### ÉNONCÉ
Selon l'extrait sur les ZFE, à quelle date Philippe Tabarot veut-il repousser l'interdiction de circulation des véhicules légers Crit'Air 3 dans les onze ZFE déjà en place ?

### TEXTE DE RÉFÉRENCE
Ceux qui défendent coûte que coûte les ZFE mettent en avant des exemples étrangers qui fonctionnent. Mais les règles qui s’y appliquent sont bien plus étalées dans le temps Philippe Tabarot, sénateur LR à l’origine du rapport

Dans le même esprit, Philippe Tabarot propose d’encourager le recours au «rétrofit», des aménagements qui permettent de transformer des véhicules thermiques en véhicules électriques. Des incitations financières devraient être mises en place pour encourager les Français à y recourir. Cette solution permettrait «de réemployer des véhicules encore fonctionnels plutôt que de les mettre au rebut au profit de véhicules neufs», indique le sénateur.

Un report à 2030

L’autre proposition phare porte sur l’assouplissement du calendrier imposé par l’État, tout simplement «intenable» pour le sénateur. Ainsi, dans les onze ZFE déjà en place, les véhicules légers classés Crit’Air 3 ne devront plus circuler en 2025. Philippe Tabarot estime nécessaire de reculer la date à 2030. Pour les 32 ZFE qui doivent voir le jour en 2025, le sénateur propose un report à 2030. «Ceux qui défendent coûte que coûte les ZFE mettent en avant des exemples étrangers qui fonctionnent. Mais les règles qui s’y appliquent sont bien plus étalées dans le temps», fait valoir le parlementaire.

[Données de détection de mise en page de documents]
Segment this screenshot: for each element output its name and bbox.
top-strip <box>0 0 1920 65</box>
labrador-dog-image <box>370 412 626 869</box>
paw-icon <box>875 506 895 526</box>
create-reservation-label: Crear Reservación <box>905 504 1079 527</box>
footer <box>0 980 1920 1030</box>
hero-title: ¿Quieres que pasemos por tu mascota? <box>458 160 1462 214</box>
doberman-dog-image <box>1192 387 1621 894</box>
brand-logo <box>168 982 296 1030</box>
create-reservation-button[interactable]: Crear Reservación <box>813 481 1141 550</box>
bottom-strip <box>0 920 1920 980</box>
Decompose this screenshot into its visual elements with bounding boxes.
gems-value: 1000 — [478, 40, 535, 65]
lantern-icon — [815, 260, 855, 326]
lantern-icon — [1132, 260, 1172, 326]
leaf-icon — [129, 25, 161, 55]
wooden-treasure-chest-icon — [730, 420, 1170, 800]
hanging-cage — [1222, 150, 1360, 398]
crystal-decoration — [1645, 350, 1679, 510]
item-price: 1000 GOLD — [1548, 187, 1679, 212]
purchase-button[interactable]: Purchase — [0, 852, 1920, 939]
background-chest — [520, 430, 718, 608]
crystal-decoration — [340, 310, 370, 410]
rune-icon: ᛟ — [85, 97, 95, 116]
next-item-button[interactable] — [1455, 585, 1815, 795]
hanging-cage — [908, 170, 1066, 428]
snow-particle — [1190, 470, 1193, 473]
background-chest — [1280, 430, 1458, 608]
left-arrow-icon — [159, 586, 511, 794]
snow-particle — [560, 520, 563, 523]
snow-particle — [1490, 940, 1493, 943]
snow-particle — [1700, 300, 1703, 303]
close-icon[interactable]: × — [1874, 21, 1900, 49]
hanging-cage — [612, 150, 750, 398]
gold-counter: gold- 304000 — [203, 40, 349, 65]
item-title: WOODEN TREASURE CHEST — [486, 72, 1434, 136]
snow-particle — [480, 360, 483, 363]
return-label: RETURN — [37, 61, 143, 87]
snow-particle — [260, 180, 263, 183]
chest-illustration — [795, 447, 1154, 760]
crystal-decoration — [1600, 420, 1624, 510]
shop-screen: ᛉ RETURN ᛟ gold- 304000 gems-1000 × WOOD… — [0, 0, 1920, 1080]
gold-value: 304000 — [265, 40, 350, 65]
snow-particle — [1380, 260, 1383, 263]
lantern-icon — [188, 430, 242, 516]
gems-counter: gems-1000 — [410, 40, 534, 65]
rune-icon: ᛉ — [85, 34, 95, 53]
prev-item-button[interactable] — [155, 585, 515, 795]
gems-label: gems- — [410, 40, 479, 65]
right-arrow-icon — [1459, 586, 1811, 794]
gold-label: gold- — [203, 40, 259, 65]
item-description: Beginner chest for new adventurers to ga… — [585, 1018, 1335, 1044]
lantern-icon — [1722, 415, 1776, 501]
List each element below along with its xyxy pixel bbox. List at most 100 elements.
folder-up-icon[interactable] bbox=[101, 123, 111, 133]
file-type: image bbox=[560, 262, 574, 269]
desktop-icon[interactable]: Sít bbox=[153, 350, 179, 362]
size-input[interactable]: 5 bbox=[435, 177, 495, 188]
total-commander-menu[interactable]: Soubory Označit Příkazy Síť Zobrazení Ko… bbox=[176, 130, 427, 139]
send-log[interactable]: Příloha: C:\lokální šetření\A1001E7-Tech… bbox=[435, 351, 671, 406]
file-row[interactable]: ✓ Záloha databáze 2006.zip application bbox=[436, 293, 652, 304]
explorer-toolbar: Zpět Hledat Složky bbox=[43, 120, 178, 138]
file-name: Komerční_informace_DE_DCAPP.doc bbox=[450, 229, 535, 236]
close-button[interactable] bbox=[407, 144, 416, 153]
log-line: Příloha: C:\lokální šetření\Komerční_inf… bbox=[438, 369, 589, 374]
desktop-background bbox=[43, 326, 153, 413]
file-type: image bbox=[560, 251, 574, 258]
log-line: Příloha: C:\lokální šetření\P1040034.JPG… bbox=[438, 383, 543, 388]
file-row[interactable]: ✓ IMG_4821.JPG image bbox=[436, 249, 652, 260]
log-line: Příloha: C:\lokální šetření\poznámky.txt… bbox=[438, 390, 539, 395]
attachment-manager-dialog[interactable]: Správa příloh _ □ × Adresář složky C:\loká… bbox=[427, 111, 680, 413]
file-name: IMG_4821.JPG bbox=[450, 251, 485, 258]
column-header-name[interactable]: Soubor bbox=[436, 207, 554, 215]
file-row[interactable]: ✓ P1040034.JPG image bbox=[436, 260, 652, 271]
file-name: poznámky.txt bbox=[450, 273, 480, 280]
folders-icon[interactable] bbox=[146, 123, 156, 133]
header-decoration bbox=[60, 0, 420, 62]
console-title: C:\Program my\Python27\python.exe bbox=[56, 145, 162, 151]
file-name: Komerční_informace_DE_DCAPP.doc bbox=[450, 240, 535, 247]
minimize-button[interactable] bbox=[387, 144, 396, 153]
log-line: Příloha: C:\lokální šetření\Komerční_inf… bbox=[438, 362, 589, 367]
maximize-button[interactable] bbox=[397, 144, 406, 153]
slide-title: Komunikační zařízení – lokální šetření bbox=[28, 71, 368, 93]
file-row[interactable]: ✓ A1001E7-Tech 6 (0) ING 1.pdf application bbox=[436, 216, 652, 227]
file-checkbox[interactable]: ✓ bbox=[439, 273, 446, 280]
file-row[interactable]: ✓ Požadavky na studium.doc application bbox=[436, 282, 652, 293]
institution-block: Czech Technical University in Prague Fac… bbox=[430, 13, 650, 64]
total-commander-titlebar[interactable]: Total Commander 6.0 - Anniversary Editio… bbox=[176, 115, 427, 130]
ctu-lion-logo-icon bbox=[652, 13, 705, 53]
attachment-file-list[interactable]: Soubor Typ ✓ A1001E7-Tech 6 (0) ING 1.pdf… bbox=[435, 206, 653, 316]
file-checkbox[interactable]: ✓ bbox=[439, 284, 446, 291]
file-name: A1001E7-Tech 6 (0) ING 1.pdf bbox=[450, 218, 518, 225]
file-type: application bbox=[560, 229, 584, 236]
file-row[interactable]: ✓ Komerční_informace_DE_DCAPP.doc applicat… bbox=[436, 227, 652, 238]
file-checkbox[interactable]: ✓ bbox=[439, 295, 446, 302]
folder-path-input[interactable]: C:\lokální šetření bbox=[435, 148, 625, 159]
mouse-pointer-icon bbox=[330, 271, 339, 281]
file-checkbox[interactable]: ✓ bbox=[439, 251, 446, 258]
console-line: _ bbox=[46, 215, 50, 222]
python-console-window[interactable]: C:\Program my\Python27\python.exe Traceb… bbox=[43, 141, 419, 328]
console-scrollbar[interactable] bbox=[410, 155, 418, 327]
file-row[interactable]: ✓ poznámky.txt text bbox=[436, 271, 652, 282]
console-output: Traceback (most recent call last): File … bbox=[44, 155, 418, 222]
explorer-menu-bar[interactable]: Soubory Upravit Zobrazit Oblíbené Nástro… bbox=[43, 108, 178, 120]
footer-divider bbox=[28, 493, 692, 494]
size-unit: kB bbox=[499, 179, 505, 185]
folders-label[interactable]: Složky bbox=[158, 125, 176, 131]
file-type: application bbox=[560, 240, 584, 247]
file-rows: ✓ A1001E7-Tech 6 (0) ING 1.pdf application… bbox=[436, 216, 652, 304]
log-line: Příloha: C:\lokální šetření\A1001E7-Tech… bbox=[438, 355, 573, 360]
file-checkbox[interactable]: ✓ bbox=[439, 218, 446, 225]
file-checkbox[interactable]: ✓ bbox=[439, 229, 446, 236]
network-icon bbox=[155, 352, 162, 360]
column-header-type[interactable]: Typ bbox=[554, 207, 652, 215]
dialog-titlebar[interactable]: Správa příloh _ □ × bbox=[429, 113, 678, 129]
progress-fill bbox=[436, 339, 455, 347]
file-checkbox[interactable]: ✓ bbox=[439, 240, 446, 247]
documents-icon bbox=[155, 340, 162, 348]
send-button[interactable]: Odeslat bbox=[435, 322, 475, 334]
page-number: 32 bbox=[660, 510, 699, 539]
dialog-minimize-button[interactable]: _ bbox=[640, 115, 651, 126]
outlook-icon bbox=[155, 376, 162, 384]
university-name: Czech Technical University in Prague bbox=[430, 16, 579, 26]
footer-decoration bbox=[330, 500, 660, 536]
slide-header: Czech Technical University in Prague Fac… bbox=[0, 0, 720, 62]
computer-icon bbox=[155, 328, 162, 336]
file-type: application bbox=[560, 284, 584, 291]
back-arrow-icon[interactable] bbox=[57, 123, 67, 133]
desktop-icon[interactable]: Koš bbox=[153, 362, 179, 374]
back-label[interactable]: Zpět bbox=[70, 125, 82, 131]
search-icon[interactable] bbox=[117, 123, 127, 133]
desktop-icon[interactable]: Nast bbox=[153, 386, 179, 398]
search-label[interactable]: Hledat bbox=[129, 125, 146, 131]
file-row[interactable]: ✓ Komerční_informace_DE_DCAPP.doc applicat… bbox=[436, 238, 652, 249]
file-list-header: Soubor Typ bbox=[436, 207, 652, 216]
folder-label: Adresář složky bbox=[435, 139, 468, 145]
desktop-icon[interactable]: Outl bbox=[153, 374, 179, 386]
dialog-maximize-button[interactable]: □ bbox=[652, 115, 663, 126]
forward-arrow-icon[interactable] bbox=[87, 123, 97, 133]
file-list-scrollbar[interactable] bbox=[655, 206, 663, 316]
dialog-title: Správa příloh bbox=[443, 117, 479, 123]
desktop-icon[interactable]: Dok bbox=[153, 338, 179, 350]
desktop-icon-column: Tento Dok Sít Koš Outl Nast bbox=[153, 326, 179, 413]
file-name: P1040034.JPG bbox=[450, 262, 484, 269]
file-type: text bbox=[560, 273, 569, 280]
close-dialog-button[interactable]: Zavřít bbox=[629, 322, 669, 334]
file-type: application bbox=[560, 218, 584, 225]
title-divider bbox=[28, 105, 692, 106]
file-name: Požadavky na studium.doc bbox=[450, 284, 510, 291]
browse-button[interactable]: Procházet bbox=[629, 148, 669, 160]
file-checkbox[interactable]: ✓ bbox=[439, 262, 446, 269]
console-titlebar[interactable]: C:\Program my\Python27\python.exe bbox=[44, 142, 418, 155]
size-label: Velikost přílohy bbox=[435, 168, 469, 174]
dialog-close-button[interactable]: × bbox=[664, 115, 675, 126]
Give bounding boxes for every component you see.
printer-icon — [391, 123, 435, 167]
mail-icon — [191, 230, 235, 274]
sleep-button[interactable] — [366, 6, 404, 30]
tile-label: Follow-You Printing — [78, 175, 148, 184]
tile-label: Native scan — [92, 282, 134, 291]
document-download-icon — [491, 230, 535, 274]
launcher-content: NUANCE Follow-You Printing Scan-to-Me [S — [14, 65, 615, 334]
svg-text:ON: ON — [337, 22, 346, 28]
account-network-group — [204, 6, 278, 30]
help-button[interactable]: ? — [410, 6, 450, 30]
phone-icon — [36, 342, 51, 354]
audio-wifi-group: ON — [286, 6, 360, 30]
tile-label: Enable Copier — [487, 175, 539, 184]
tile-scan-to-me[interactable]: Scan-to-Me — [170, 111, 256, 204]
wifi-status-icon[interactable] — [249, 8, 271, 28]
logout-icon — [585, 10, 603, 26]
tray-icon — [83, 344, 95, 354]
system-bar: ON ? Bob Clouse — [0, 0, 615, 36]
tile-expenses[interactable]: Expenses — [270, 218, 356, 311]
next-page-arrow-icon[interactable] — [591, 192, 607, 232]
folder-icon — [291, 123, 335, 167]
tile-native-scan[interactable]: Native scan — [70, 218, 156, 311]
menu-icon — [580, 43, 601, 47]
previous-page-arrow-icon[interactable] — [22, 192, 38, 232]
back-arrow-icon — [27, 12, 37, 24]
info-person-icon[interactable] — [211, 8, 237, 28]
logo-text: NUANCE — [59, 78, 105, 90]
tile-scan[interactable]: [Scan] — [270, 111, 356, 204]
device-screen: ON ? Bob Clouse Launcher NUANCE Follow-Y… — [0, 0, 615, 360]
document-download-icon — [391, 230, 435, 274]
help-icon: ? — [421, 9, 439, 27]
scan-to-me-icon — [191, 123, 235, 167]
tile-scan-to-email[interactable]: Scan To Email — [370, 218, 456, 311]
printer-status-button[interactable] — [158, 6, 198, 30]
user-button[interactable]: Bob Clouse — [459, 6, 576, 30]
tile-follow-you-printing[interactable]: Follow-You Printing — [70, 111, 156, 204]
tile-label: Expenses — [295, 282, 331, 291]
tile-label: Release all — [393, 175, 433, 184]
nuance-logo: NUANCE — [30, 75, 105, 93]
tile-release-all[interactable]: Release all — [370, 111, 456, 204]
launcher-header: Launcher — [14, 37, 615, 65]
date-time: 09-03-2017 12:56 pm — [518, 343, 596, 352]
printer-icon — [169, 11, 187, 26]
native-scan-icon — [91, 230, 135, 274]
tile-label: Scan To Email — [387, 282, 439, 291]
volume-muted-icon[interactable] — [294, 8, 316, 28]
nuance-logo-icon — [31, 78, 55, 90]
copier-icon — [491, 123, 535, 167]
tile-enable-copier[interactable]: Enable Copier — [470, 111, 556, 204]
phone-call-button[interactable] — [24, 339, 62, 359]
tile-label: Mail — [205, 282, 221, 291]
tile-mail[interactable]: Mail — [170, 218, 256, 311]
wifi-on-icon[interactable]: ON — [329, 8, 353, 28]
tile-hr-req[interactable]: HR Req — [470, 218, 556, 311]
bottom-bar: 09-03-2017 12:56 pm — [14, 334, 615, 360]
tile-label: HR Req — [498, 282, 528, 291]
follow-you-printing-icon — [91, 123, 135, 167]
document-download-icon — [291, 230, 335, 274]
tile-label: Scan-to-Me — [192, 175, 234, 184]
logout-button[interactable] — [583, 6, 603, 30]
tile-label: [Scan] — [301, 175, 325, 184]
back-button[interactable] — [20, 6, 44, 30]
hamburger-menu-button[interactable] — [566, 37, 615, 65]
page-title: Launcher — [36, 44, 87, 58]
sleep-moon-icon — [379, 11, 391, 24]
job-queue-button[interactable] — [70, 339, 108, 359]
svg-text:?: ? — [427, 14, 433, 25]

### CORRIGÉ
À 2030, au lieu de 2025.